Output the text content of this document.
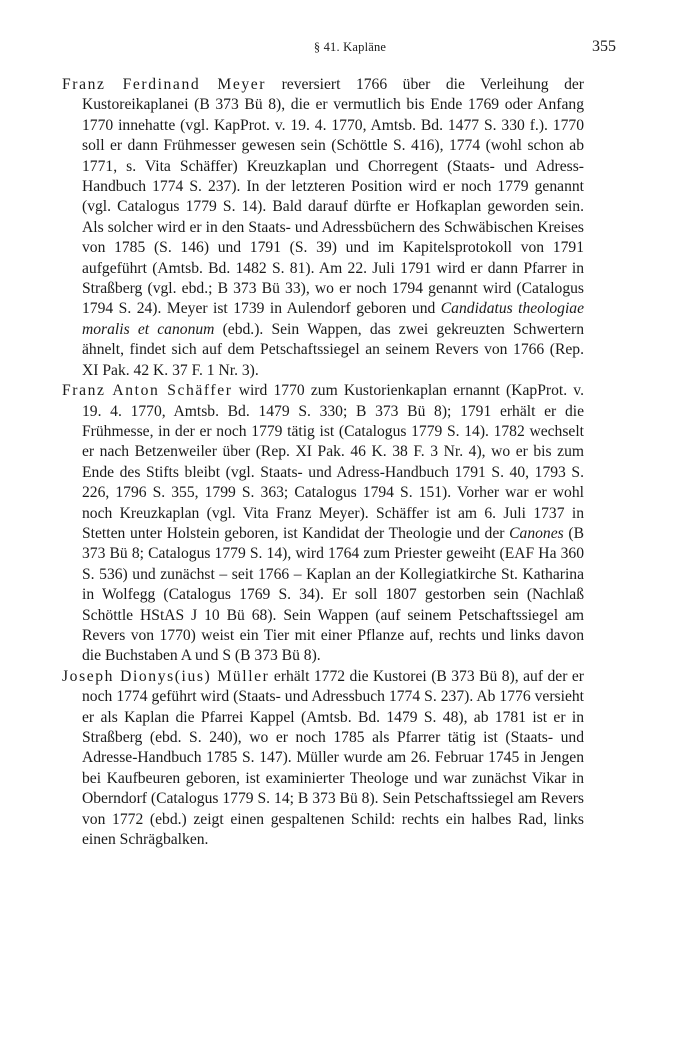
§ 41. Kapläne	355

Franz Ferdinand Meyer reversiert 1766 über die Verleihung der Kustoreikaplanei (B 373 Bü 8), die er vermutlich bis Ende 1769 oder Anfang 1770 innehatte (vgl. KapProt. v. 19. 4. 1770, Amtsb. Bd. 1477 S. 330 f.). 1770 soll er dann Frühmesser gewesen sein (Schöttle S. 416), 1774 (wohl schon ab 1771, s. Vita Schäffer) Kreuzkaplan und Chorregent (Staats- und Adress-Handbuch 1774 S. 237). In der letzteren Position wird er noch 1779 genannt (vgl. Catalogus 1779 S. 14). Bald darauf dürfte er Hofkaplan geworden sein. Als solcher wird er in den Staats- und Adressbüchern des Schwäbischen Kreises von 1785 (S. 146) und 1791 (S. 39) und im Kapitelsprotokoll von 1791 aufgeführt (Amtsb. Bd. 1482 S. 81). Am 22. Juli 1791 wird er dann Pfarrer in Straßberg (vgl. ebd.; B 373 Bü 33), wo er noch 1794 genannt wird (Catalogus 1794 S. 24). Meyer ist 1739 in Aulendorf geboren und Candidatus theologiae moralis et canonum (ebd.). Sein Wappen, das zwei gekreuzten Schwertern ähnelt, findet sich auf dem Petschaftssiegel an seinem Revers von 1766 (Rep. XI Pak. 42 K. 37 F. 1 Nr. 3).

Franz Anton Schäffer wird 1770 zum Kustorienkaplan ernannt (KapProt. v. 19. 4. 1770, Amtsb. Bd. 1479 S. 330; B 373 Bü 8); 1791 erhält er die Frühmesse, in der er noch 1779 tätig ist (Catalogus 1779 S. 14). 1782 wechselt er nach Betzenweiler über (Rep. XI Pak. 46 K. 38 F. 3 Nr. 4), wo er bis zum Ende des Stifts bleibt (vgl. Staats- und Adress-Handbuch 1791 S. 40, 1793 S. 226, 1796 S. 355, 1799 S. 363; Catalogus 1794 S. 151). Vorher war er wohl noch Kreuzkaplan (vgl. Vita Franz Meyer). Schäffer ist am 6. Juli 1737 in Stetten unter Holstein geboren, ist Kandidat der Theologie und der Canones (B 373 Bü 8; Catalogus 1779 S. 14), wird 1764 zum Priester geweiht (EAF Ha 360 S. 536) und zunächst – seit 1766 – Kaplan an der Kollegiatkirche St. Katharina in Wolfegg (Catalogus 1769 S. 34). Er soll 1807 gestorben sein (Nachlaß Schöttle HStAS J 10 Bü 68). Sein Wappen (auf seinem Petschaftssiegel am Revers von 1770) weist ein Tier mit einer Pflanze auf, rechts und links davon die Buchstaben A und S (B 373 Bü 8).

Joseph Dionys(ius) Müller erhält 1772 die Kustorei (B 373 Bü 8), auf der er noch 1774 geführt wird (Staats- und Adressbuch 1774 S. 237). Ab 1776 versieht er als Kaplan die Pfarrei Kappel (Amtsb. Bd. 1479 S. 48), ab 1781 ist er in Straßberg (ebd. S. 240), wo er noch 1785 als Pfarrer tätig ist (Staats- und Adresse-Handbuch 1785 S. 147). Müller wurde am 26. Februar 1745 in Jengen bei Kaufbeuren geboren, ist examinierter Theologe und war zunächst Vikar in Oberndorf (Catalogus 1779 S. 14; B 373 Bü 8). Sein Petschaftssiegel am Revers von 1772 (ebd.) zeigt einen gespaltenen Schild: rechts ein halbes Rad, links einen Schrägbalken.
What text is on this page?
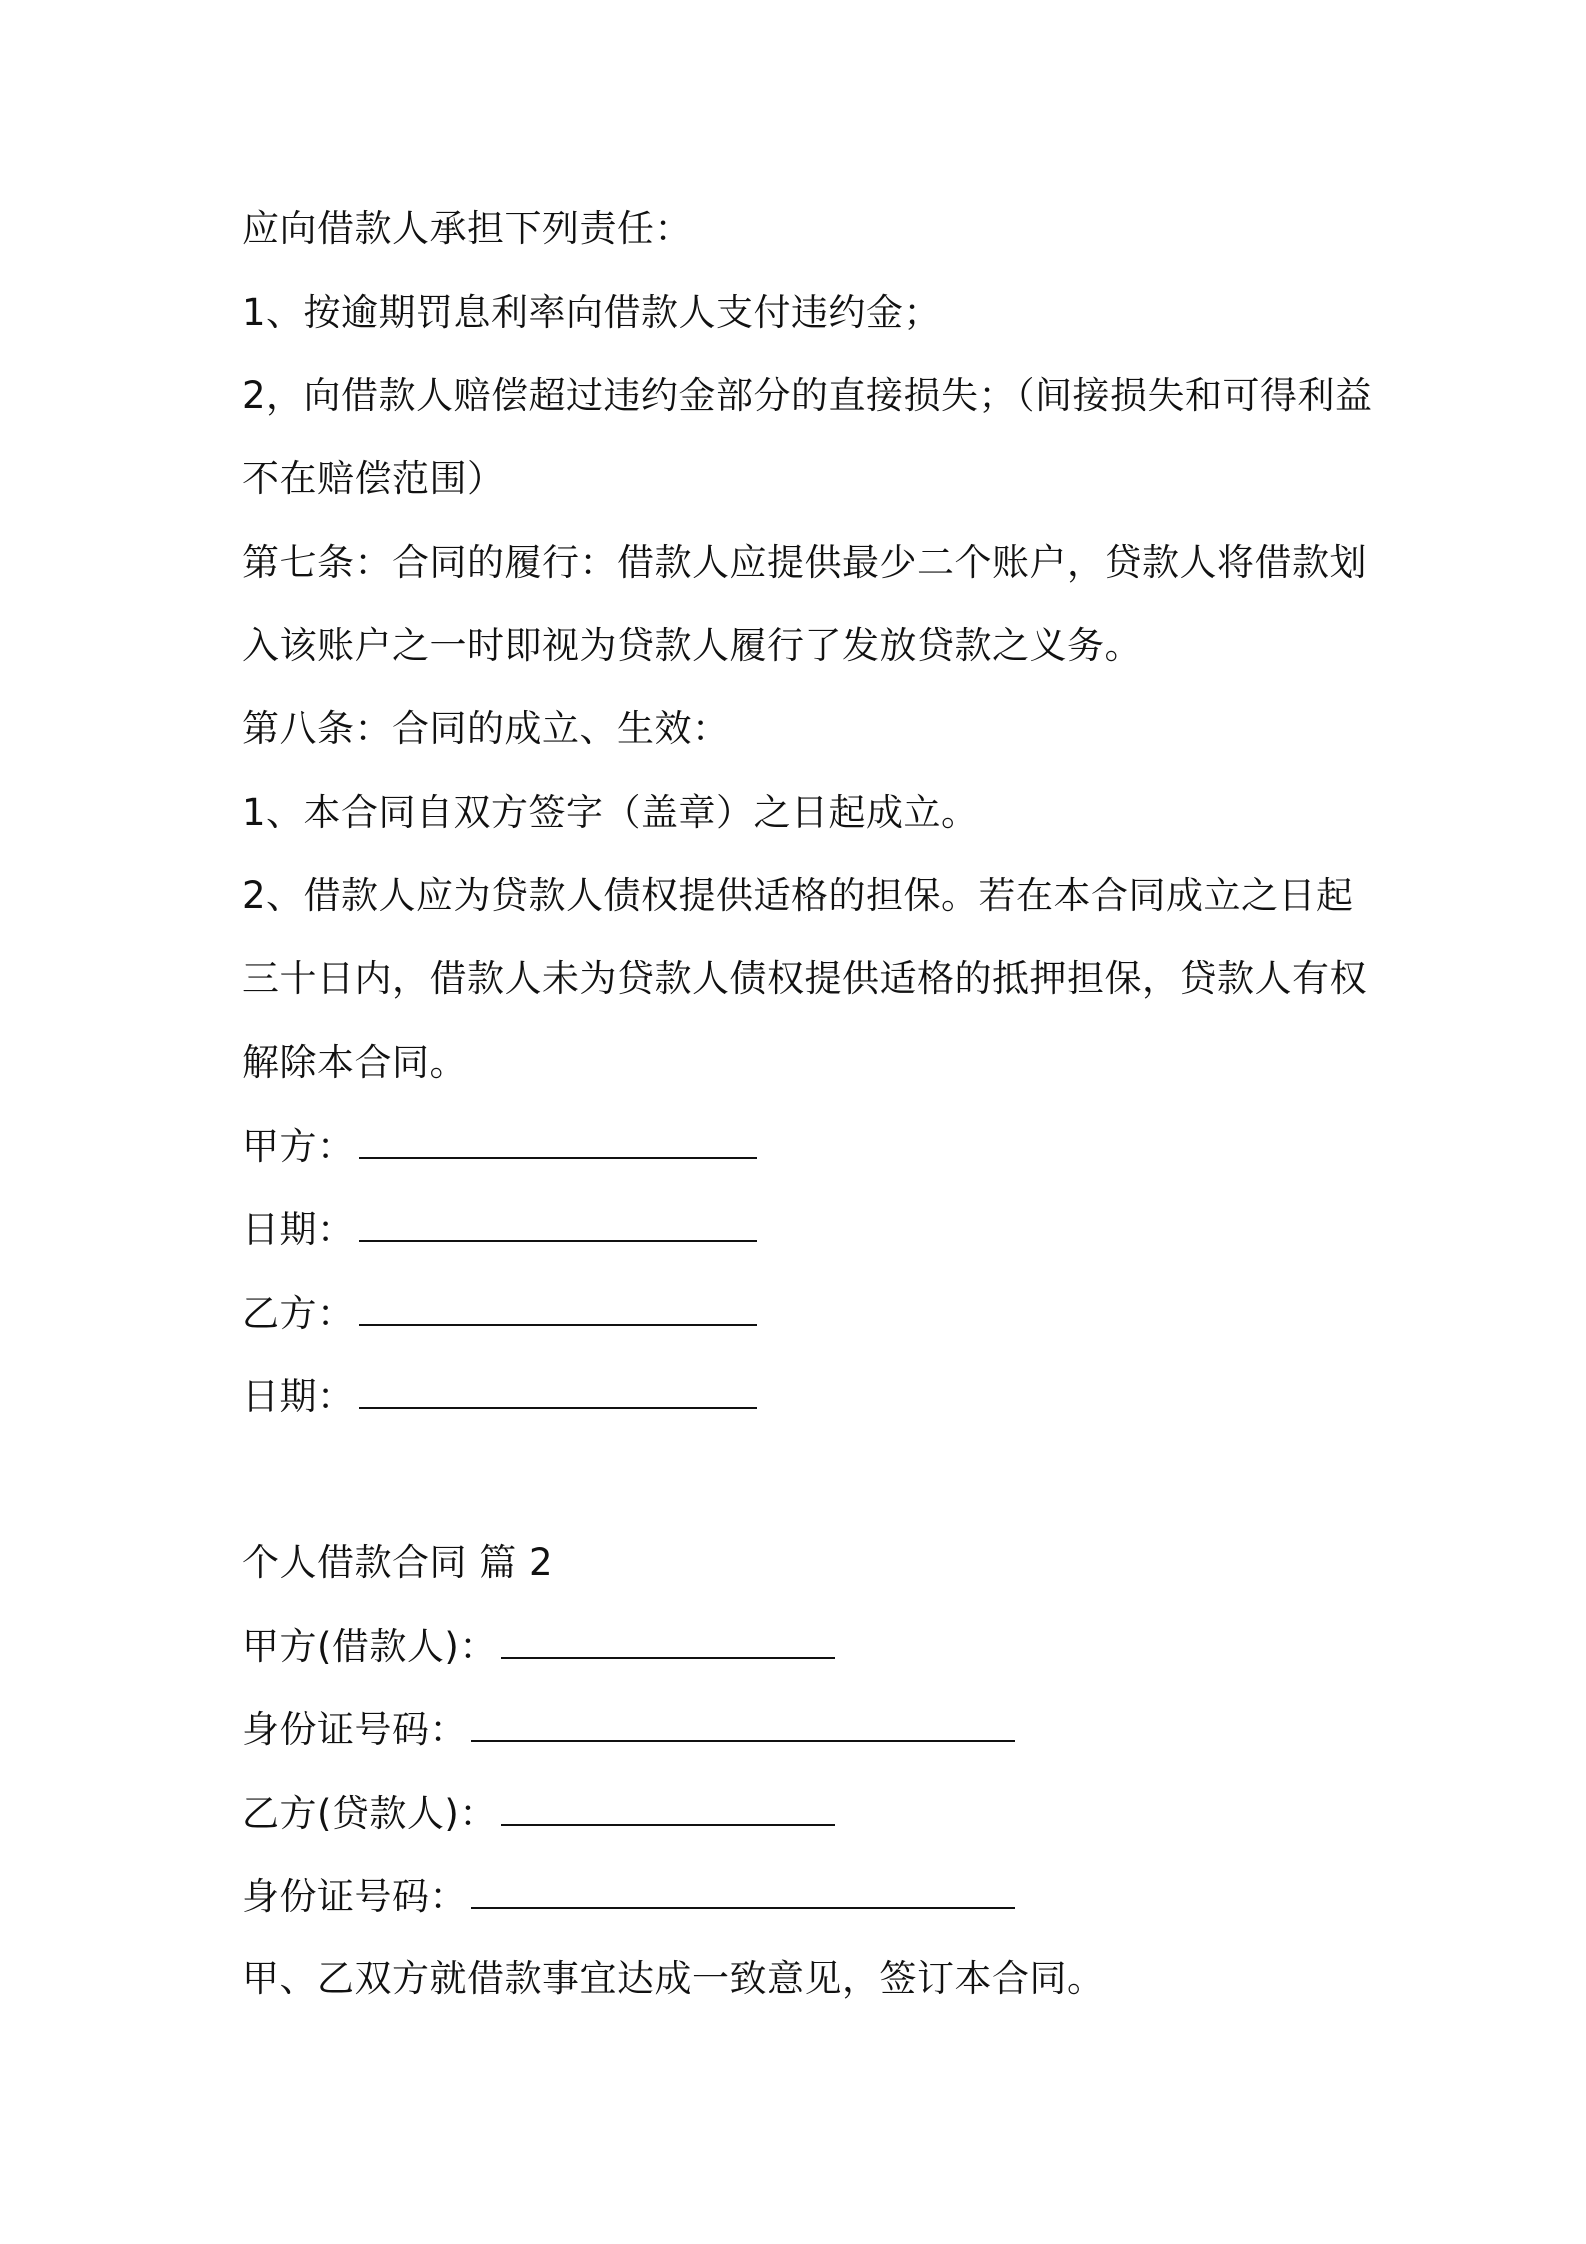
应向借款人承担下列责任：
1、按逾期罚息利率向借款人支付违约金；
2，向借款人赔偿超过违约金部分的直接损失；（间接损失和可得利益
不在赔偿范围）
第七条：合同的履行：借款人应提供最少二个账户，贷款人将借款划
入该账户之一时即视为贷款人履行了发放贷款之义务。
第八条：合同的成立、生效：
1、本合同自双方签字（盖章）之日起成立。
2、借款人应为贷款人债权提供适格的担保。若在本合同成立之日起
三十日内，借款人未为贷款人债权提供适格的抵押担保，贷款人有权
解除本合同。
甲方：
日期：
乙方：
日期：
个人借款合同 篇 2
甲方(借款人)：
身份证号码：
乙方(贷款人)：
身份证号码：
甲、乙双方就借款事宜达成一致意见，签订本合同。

### Task description
Copy only this, please: the line with "What text is on this page?" and every line after it through the end of the data, with no pictures.

### Answer for this exercise
What text is on this page?
应向借款人承担下列责任：
1、按逾期罚息利率向借款人支付违约金；
2，向借款人赔偿超过违约金部分的直接损失；（间接损失和可得利益
不在赔偿范围）
第七条：合同的履行：借款人应提供最少二个账户，贷款人将借款划
入该账户之一时即视为贷款人履行了发放贷款之义务。
第八条：合同的成立、生效：
1、本合同自双方签字（盖章）之日起成立。
2、借款人应为贷款人债权提供适格的担保。若在本合同成立之日起
三十日内，借款人未为贷款人债权提供适格的抵押担保，贷款人有权
解除本合同。
甲方：
日期：
乙方：
日期：
个人借款合同 篇 2
甲方(借款人)：
身份证号码：
乙方(贷款人)：
身份证号码：
甲、乙双方就借款事宜达成一致意见，签订本合同。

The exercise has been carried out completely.